Task to complete :: Beneath this sentence is a set of records; write each of them out exactly.

------------------------------------------------------------------------

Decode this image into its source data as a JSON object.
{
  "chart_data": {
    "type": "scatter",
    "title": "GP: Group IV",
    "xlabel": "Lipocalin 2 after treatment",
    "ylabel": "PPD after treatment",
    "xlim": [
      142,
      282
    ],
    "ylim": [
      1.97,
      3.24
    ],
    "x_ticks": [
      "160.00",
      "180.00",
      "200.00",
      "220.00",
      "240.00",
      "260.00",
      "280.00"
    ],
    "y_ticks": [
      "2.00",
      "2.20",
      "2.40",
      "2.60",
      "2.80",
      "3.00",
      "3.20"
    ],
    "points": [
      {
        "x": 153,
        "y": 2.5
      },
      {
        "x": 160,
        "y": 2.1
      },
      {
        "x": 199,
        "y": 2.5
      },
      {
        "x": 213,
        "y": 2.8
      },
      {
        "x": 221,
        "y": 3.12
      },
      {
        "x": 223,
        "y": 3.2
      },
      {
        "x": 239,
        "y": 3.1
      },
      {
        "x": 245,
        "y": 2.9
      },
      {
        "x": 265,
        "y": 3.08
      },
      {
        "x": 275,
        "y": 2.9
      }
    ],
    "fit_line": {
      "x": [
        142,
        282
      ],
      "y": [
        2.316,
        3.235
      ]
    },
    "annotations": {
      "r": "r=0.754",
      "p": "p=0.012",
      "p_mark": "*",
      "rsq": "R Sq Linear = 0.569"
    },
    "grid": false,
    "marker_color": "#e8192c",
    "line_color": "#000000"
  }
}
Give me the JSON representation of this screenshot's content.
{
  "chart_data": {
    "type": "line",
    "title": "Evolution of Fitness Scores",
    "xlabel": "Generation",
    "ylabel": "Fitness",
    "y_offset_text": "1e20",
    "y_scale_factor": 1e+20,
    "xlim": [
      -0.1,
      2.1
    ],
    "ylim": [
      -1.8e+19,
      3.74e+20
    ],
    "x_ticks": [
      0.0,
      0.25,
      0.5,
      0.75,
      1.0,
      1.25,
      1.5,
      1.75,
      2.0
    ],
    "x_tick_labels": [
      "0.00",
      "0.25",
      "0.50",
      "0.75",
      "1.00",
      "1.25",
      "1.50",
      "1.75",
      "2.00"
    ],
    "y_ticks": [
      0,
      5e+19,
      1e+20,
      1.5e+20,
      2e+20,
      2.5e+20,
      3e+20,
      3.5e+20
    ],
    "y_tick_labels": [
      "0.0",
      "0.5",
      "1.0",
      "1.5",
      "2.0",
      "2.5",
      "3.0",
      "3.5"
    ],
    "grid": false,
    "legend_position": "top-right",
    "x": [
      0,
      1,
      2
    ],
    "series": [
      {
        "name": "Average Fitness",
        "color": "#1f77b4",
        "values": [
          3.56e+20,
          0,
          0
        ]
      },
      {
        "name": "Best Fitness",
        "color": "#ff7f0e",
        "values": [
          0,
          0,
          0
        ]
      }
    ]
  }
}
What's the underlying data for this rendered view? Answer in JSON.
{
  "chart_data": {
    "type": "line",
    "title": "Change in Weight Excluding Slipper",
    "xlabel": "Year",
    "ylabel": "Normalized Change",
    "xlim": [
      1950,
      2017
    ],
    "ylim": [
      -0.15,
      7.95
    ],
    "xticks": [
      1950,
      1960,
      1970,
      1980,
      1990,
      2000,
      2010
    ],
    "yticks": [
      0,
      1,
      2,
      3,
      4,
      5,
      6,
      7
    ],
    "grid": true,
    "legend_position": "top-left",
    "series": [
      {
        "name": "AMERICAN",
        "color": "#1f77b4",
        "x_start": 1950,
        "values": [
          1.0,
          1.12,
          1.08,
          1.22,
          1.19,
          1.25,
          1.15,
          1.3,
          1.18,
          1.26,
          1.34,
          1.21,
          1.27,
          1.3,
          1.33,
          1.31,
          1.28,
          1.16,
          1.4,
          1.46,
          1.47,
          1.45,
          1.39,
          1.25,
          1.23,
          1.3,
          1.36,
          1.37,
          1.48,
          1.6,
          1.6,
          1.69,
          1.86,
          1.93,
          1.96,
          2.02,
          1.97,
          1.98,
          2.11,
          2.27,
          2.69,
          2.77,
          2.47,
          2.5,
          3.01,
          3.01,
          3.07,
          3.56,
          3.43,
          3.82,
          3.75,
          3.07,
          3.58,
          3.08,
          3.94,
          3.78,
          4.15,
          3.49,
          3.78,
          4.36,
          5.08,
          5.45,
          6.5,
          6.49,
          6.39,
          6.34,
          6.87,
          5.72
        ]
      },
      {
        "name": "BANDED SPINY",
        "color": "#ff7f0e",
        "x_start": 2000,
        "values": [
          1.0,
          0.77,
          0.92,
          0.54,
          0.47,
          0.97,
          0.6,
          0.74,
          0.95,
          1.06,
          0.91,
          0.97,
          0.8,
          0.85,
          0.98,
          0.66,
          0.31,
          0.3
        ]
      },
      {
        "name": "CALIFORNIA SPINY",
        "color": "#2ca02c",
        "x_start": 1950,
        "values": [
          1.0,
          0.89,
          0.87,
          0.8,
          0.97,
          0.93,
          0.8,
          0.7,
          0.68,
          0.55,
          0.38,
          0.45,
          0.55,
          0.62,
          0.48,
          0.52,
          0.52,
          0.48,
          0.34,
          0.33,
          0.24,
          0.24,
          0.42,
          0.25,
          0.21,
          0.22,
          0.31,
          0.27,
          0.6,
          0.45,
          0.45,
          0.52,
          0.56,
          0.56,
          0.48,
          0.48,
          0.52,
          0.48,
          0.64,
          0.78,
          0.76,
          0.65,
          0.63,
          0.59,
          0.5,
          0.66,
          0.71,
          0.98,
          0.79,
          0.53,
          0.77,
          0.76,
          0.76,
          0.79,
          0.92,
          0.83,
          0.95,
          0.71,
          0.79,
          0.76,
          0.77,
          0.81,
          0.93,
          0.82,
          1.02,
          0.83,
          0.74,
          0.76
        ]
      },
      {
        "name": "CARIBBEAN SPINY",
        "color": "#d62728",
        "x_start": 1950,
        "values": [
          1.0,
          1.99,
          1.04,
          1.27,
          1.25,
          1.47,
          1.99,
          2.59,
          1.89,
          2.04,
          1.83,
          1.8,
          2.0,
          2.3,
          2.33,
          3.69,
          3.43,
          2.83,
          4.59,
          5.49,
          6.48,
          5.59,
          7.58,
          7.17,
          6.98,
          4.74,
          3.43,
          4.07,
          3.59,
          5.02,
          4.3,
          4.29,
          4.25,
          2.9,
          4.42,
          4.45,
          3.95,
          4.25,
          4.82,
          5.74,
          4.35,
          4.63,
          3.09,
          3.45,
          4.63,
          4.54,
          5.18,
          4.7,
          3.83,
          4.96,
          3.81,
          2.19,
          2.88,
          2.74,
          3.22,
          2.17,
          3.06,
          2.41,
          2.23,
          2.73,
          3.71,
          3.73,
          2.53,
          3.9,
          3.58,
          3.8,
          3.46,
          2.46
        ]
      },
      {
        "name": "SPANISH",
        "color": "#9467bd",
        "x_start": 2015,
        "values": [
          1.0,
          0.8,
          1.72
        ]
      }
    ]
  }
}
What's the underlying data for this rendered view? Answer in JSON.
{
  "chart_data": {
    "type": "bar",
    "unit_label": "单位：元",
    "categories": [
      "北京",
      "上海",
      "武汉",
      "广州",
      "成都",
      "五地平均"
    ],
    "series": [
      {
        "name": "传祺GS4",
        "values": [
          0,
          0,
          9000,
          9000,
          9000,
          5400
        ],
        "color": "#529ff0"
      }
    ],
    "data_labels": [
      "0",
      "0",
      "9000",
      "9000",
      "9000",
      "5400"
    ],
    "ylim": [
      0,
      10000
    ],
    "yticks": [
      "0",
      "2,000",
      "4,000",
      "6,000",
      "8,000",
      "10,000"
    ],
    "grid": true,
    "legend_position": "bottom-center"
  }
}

------------------------------------------------------------------------

Written response ::
Decode this image into its source data as a JSON object.
{
  "chart_data": {
    "type": "scatter",
    "title": "GP: Group IV",
    "xlabel": "Lipocalin 2 after treatment",
    "ylabel": "PPD after treatment",
    "xlim": [
      142,
      282
    ],
    "ylim": [
      1.97,
      3.24
    ],
    "x_ticks": [
      "160.00",
      "180.00",
      "200.00",
      "220.00",
      "240.00",
      "260.00",
      "280.00"
    ],
    "y_ticks": [
      "2.00",
      "2.20",
      "2.40",
      "2.60",
      "2.80",
      "3.00",
      "3.20"
    ],
    "points": [
      {
        "x": 153,
        "y": 2.5
      },
      {
        "x": 160,
        "y": 2.1
      },
      {
        "x": 199,
        "y": 2.5
      },
      {
        "x": 213,
        "y": 2.8
      },
      {
        "x": 221,
        "y": 3.12
      },
      {
        "x": 223,
        "y": 3.2
      },
      {
        "x": 239,
        "y": 3.1
      },
      {
        "x": 245,
        "y": 2.9
      },
      {
        "x": 265,
        "y": 3.08
      },
      {
        "x": 275,
        "y": 2.9
      }
    ],
    "fit_line": {
      "x": [
        142,
        282
      ],
      "y": [
        2.316,
        3.235
      ]
    },
    "annotations": {
      "r": "r=0.754",
      "p": "p=0.012",
      "p_mark": "*",
      "rsq": "R Sq Linear = 0.569"
    },
    "grid": false,
    "marker_color": "#e8192c",
    "line_color": "#000000"
  }
}
Give me the JSON representation of this screenshot's content.
{
  "chart_data": {
    "type": "line",
    "title": "Evolution of Fitness Scores",
    "xlabel": "Generation",
    "ylabel": "Fitness",
    "y_offset_text": "1e20",
    "y_scale_factor": 1e+20,
    "xlim": [
      -0.1,
      2.1
    ],
    "ylim": [
      -1.8e+19,
      3.74e+20
    ],
    "x_ticks": [
      0.0,
      0.25,
      0.5,
      0.75,
      1.0,
      1.25,
      1.5,
      1.75,
      2.0
    ],
    "x_tick_labels": [
      "0.00",
      "0.25",
      "0.50",
      "0.75",
      "1.00",
      "1.25",
      "1.50",
      "1.75",
      "2.00"
    ],
    "y_ticks": [
      0,
      5e+19,
      1e+20,
      1.5e+20,
      2e+20,
      2.5e+20,
      3e+20,
      3.5e+20
    ],
    "y_tick_labels": [
      "0.0",
      "0.5",
      "1.0",
      "1.5",
      "2.0",
      "2.5",
      "3.0",
      "3.5"
    ],
    "grid": false,
    "legend_position": "top-right",
    "x": [
      0,
      1,
      2
    ],
    "series": [
      {
        "name": "Average Fitness",
        "color": "#1f77b4",
        "values": [
          3.56e+20,
          0,
          0
        ]
      },
      {
        "name": "Best Fitness",
        "color": "#ff7f0e",
        "values": [
          0,
          0,
          0
        ]
      }
    ]
  }
}
What's the underlying data for this rendered view? Answer in JSON.
{
  "chart_data": {
    "type": "line",
    "title": "Change in Weight Excluding Slipper",
    "xlabel": "Year",
    "ylabel": "Normalized Change",
    "xlim": [
      1950,
      2017
    ],
    "ylim": [
      -0.15,
      7.95
    ],
    "xticks": [
      1950,
      1960,
      1970,
      1980,
      1990,
      2000,
      2010
    ],
    "yticks": [
      0,
      1,
      2,
      3,
      4,
      5,
      6,
      7
    ],
    "grid": true,
    "legend_position": "top-left",
    "series": [
      {
        "name": "AMERICAN",
        "color": "#1f77b4",
        "x_start": 1950,
        "values": [
          1.0,
          1.12,
          1.08,
          1.22,
          1.19,
          1.25,
          1.15,
          1.3,
          1.18,
          1.26,
          1.34,
          1.21,
          1.27,
          1.3,
          1.33,
          1.31,
          1.28,
          1.16,
          1.4,
          1.46,
          1.47,
          1.45,
          1.39,
          1.25,
          1.23,
          1.3,
          1.36,
          1.37,
          1.48,
          1.6,
          1.6,
          1.69,
          1.86,
          1.93,
          1.96,
          2.02,
          1.97,
          1.98,
          2.11,
          2.27,
          2.69,
          2.77,
          2.47,
          2.5,
          3.01,
          3.01,
          3.07,
          3.56,
          3.43,
          3.82,
          3.75,
          3.07,
          3.58,
          3.08,
          3.94,
          3.78,
          4.15,
          3.49,
          3.78,
          4.36,
          5.08,
          5.45,
          6.5,
          6.49,
          6.39,
          6.34,
          6.87,
          5.72
        ]
      },
      {
        "name": "BANDED SPINY",
        "color": "#ff7f0e",
        "x_start": 2000,
        "values": [
          1.0,
          0.77,
          0.92,
          0.54,
          0.47,
          0.97,
          0.6,
          0.74,
          0.95,
          1.06,
          0.91,
          0.97,
          0.8,
          0.85,
          0.98,
          0.66,
          0.31,
          0.3
        ]
      },
      {
        "name": "CALIFORNIA SPINY",
        "color": "#2ca02c",
        "x_start": 1950,
        "values": [
          1.0,
          0.89,
          0.87,
          0.8,
          0.97,
          0.93,
          0.8,
          0.7,
          0.68,
          0.55,
          0.38,
          0.45,
          0.55,
          0.62,
          0.48,
          0.52,
          0.52,
          0.48,
          0.34,
          0.33,
          0.24,
          0.24,
          0.42,
          0.25,
          0.21,
          0.22,
          0.31,
          0.27,
          0.6,
          0.45,
          0.45,
          0.52,
          0.56,
          0.56,
          0.48,
          0.48,
          0.52,
          0.48,
          0.64,
          0.78,
          0.76,
          0.65,
          0.63,
          0.59,
          0.5,
          0.66,
          0.71,
          0.98,
          0.79,
          0.53,
          0.77,
          0.76,
          0.76,
          0.79,
          0.92,
          0.83,
          0.95,
          0.71,
          0.79,
          0.76,
          0.77,
          0.81,
          0.93,
          0.82,
          1.02,
          0.83,
          0.74,
          0.76
        ]
      },
      {
        "name": "CARIBBEAN SPINY",
        "color": "#d62728",
        "x_start": 1950,
        "values": [
          1.0,
          1.99,
          1.04,
          1.27,
          1.25,
          1.47,
          1.99,
          2.59,
          1.89,
          2.04,
          1.83,
          1.8,
          2.0,
          2.3,
          2.33,
          3.69,
          3.43,
          2.83,
          4.59,
          5.49,
          6.48,
          5.59,
          7.58,
          7.17,
          6.98,
          4.74,
          3.43,
          4.07,
          3.59,
          5.02,
          4.3,
          4.29,
          4.25,
          2.9,
          4.42,
          4.45,
          3.95,
          4.25,
          4.82,
          5.74,
          4.35,
          4.63,
          3.09,
          3.45,
          4.63,
          4.54,
          5.18,
          4.7,
          3.83,
          4.96,
          3.81,
          2.19,
          2.88,
          2.74,
          3.22,
          2.17,
          3.06,
          2.41,
          2.23,
          2.73,
          3.71,
          3.73,
          2.53,
          3.9,
          3.58,
          3.8,
          3.46,
          2.46
        ]
      },
      {
        "name": "SPANISH",
        "color": "#9467bd",
        "x_start": 2015,
        "values": [
          1.0,
          0.8,
          1.72
        ]
      }
    ]
  }
}
What's the underlying data for this rendered view? Answer in JSON.
{
  "chart_data": {
    "type": "bar",
    "unit_label": "单位：元",
    "categories": [
      "北京",
      "上海",
      "武汉",
      "广州",
      "成都",
      "五地平均"
    ],
    "series": [
      {
        "name": "传祺GS4",
        "values": [
          0,
          0,
          9000,
          9000,
          9000,
          5400
        ],
        "color": "#529ff0"
      }
    ],
    "data_labels": [
      "0",
      "0",
      "9000",
      "9000",
      "9000",
      "5400"
    ],
    "ylim": [
      0,
      10000
    ],
    "yticks": [
      "0",
      "2,000",
      "4,000",
      "6,000",
      "8,000",
      "10,000"
    ],
    "grid": true,
    "legend_position": "bottom-center"
  }
}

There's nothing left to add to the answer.